### Set problem
Omit the pictures and retype only the lines from the one containing "Enumerate this chart's" through the end of the listing, both ends included.

** BEGIN Provided records **

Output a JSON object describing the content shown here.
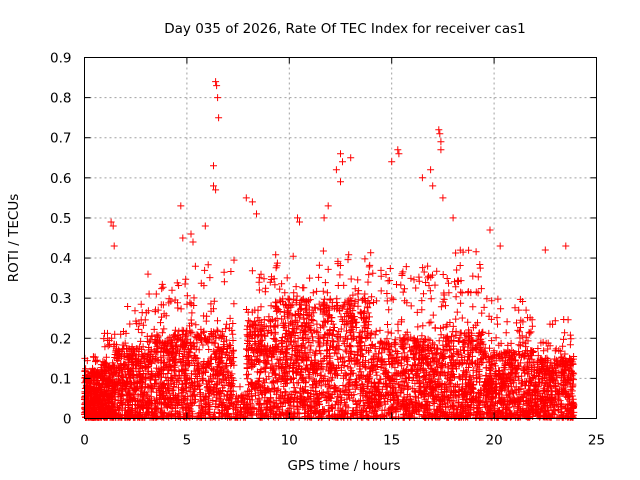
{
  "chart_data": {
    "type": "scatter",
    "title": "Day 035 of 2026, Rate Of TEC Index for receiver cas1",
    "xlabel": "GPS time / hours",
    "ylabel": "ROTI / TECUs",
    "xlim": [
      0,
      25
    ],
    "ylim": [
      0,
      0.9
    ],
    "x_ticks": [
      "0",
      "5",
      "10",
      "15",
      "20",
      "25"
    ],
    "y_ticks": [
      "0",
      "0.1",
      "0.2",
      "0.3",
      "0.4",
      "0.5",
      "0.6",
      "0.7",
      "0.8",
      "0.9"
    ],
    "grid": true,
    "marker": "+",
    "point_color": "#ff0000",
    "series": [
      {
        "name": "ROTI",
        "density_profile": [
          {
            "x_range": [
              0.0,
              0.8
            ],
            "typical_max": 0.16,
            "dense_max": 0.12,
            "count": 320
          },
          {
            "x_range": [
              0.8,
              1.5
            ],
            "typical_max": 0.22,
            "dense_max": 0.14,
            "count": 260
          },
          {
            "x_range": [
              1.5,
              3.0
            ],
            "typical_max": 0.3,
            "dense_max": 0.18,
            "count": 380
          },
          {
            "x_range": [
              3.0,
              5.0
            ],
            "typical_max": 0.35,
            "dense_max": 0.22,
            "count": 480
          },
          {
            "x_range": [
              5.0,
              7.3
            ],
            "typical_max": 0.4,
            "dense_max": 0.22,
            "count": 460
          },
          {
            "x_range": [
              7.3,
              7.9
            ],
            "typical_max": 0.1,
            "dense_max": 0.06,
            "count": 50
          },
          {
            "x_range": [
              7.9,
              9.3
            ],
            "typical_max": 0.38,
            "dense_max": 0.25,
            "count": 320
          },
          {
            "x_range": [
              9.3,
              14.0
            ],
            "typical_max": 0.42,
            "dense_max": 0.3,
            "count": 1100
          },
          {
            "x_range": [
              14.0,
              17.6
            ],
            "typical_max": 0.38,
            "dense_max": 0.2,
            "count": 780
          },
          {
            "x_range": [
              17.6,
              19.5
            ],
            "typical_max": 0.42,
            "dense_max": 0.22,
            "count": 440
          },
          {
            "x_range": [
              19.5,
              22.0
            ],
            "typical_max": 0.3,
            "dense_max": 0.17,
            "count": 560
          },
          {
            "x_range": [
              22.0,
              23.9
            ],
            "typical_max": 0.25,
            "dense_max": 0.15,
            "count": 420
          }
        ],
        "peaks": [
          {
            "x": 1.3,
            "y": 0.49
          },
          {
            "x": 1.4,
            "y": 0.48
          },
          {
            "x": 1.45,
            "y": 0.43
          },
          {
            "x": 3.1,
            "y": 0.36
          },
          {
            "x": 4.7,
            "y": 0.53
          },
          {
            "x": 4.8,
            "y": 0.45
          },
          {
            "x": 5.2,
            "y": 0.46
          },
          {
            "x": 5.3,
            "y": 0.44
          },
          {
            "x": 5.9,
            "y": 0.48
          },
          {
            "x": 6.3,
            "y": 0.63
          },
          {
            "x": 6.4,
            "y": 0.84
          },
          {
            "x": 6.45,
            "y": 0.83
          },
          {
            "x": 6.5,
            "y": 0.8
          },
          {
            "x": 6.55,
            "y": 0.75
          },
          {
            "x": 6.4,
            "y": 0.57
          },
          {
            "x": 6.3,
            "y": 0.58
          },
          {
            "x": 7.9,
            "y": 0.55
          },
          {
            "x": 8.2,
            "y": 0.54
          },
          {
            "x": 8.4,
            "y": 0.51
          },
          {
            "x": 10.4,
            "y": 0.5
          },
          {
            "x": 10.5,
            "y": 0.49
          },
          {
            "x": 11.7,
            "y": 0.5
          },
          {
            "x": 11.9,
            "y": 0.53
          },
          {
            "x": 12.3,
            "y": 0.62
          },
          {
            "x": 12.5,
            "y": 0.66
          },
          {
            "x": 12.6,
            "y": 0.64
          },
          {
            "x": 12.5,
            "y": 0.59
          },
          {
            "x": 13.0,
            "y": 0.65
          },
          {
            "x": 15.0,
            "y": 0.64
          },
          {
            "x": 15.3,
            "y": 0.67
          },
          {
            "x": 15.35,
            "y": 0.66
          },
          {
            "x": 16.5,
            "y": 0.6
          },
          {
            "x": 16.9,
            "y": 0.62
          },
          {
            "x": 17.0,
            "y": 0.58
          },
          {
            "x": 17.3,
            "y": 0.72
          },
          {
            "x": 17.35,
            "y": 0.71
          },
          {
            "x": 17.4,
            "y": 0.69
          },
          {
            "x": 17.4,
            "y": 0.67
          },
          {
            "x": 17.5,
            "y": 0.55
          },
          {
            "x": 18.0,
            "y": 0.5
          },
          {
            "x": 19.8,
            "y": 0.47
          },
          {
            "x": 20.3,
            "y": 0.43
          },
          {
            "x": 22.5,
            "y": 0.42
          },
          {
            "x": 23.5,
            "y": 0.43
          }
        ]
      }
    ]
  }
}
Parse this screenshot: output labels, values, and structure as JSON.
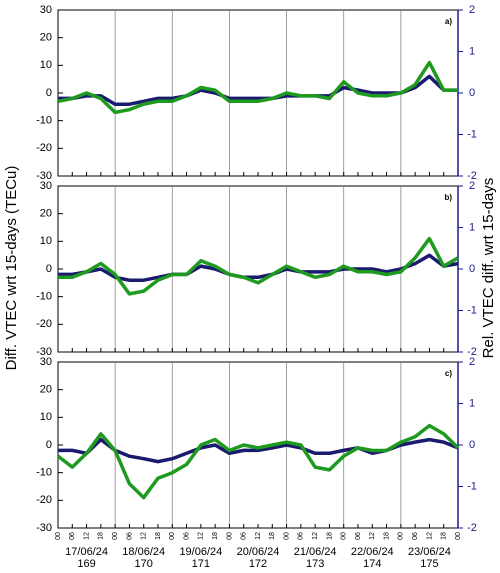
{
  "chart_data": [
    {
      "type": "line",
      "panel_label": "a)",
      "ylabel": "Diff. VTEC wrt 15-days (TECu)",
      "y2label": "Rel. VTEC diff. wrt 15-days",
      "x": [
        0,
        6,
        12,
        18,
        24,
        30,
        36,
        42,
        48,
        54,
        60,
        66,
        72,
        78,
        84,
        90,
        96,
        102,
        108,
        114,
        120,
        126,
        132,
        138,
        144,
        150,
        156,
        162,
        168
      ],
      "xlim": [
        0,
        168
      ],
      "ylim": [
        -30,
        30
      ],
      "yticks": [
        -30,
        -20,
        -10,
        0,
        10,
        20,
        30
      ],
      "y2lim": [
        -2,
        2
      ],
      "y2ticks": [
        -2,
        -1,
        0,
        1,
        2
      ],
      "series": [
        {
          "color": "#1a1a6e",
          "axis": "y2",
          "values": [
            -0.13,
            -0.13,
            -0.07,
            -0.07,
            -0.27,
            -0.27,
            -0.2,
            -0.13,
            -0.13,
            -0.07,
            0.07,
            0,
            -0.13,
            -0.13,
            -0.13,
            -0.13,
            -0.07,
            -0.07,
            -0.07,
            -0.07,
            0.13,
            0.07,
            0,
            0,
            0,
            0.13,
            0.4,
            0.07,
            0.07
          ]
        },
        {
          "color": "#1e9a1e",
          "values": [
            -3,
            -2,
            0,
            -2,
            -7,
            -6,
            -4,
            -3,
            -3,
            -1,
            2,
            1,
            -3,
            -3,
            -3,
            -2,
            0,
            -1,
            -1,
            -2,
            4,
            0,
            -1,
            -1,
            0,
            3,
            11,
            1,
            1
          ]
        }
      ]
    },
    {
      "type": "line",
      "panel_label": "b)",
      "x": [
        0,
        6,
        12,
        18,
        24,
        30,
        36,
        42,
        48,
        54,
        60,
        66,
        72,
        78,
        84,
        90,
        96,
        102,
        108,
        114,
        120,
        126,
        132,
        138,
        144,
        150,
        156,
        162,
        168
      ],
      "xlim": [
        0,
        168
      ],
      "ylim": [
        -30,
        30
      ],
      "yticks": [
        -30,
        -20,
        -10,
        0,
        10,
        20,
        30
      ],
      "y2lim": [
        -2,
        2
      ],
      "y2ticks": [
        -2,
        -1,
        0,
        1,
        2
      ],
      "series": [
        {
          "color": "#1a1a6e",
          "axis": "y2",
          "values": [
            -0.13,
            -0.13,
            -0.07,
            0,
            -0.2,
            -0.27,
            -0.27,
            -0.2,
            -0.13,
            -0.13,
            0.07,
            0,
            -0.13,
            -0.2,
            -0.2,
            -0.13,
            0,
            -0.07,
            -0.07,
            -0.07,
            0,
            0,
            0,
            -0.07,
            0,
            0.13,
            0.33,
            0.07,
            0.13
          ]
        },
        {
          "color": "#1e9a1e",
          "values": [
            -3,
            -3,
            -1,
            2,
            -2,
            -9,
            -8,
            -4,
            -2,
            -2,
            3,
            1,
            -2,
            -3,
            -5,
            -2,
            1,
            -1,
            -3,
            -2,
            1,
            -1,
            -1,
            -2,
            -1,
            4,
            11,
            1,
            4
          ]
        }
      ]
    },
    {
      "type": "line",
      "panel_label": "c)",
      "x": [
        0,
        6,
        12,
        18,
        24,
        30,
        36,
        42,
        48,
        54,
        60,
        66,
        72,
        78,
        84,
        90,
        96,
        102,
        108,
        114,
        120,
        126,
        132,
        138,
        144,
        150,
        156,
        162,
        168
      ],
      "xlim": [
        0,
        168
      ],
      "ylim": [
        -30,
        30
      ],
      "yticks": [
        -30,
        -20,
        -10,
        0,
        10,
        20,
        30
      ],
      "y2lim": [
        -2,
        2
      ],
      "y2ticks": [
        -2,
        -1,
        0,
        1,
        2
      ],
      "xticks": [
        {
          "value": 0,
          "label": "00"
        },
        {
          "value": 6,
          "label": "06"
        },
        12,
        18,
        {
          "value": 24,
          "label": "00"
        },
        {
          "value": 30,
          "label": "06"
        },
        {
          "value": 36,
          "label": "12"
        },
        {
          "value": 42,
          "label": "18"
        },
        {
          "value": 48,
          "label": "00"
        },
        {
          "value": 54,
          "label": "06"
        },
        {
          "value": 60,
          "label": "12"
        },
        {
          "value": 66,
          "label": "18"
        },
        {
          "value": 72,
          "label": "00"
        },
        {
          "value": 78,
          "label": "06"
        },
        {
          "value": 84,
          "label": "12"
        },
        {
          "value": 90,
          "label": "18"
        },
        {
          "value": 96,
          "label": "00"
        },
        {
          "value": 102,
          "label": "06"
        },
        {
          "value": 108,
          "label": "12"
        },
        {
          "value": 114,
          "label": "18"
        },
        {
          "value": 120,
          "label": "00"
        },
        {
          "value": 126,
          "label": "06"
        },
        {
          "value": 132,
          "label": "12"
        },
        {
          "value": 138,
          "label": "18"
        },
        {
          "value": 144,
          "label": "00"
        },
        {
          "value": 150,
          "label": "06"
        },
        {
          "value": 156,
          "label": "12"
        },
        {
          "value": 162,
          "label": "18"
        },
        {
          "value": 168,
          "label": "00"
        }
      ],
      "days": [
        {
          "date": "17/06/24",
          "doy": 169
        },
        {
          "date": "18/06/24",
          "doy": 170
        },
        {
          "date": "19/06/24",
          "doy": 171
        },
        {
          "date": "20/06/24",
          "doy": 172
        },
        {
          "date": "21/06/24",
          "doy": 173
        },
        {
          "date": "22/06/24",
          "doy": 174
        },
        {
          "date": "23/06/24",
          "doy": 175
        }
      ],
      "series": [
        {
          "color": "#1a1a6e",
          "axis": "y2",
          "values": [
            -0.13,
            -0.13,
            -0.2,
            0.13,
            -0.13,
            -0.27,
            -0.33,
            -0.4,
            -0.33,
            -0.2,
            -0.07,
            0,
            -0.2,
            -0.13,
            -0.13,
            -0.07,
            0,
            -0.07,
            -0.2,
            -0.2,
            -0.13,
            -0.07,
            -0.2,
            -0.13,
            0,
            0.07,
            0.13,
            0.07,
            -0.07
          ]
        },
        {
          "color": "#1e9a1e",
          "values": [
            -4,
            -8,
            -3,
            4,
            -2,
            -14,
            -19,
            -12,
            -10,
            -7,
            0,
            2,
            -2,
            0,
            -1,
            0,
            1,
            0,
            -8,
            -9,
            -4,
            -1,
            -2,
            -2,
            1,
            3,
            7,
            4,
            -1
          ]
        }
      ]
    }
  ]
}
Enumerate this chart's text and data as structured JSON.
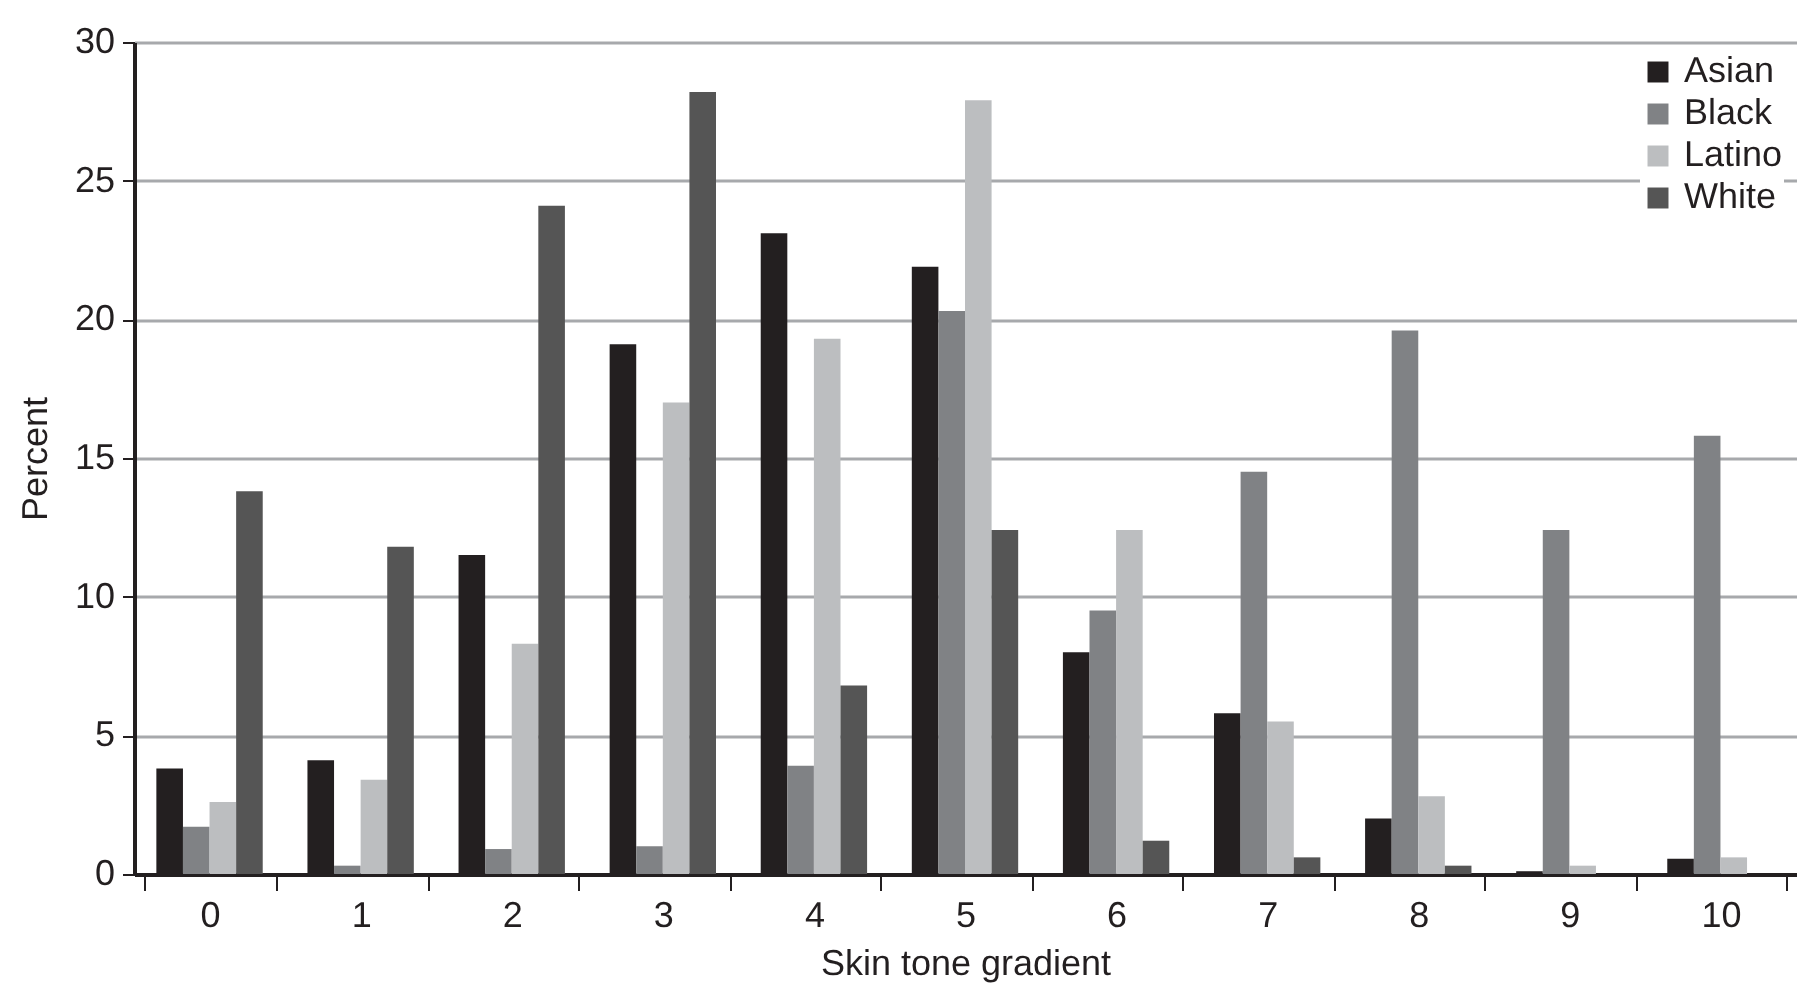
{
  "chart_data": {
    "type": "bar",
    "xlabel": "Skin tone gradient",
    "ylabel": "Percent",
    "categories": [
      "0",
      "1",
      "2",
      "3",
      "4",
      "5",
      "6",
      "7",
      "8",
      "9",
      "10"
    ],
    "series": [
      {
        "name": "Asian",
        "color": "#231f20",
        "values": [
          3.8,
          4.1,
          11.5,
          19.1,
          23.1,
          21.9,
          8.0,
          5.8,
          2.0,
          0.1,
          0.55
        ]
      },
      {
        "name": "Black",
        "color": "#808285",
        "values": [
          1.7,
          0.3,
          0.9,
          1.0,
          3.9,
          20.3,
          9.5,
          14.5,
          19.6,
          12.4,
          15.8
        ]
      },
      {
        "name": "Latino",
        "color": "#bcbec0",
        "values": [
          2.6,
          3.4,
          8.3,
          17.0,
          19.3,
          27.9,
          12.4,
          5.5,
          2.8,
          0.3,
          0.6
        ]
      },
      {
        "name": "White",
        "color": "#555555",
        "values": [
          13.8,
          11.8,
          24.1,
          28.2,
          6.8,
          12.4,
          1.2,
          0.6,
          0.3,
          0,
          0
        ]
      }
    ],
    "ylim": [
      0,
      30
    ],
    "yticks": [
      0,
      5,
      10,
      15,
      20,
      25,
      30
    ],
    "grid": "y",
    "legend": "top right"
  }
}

** END Provided records **

### Complete answer
Enumerate this chart's text and data as structured JSON.
{
  "chart_data": {
    "type": "bar",
    "xlabel": "Skin tone gradient",
    "ylabel": "Percent",
    "categories": [
      "0",
      "1",
      "2",
      "3",
      "4",
      "5",
      "6",
      "7",
      "8",
      "9",
      "10"
    ],
    "series": [
      {
        "name": "Asian",
        "color": "#231f20",
        "values": [
          3.8,
          4.1,
          11.5,
          19.1,
          23.1,
          21.9,
          8.0,
          5.8,
          2.0,
          0.1,
          0.55
        ]
      },
      {
        "name": "Black",
        "color": "#808285",
        "values": [
          1.7,
          0.3,
          0.9,
          1.0,
          3.9,
          20.3,
          9.5,
          14.5,
          19.6,
          12.4,
          15.8
        ]
      },
      {
        "name": "Latino",
        "color": "#bcbec0",
        "values": [
          2.6,
          3.4,
          8.3,
          17.0,
          19.3,
          27.9,
          12.4,
          5.5,
          2.8,
          0.3,
          0.6
        ]
      },
      {
        "name": "White",
        "color": "#555555",
        "values": [
          13.8,
          11.8,
          24.1,
          28.2,
          6.8,
          12.4,
          1.2,
          0.6,
          0.3,
          0,
          0
        ]
      }
    ],
    "ylim": [
      0,
      30
    ],
    "yticks": [
      0,
      5,
      10,
      15,
      20,
      25,
      30
    ],
    "grid": "y",
    "legend": "top right"
  }
}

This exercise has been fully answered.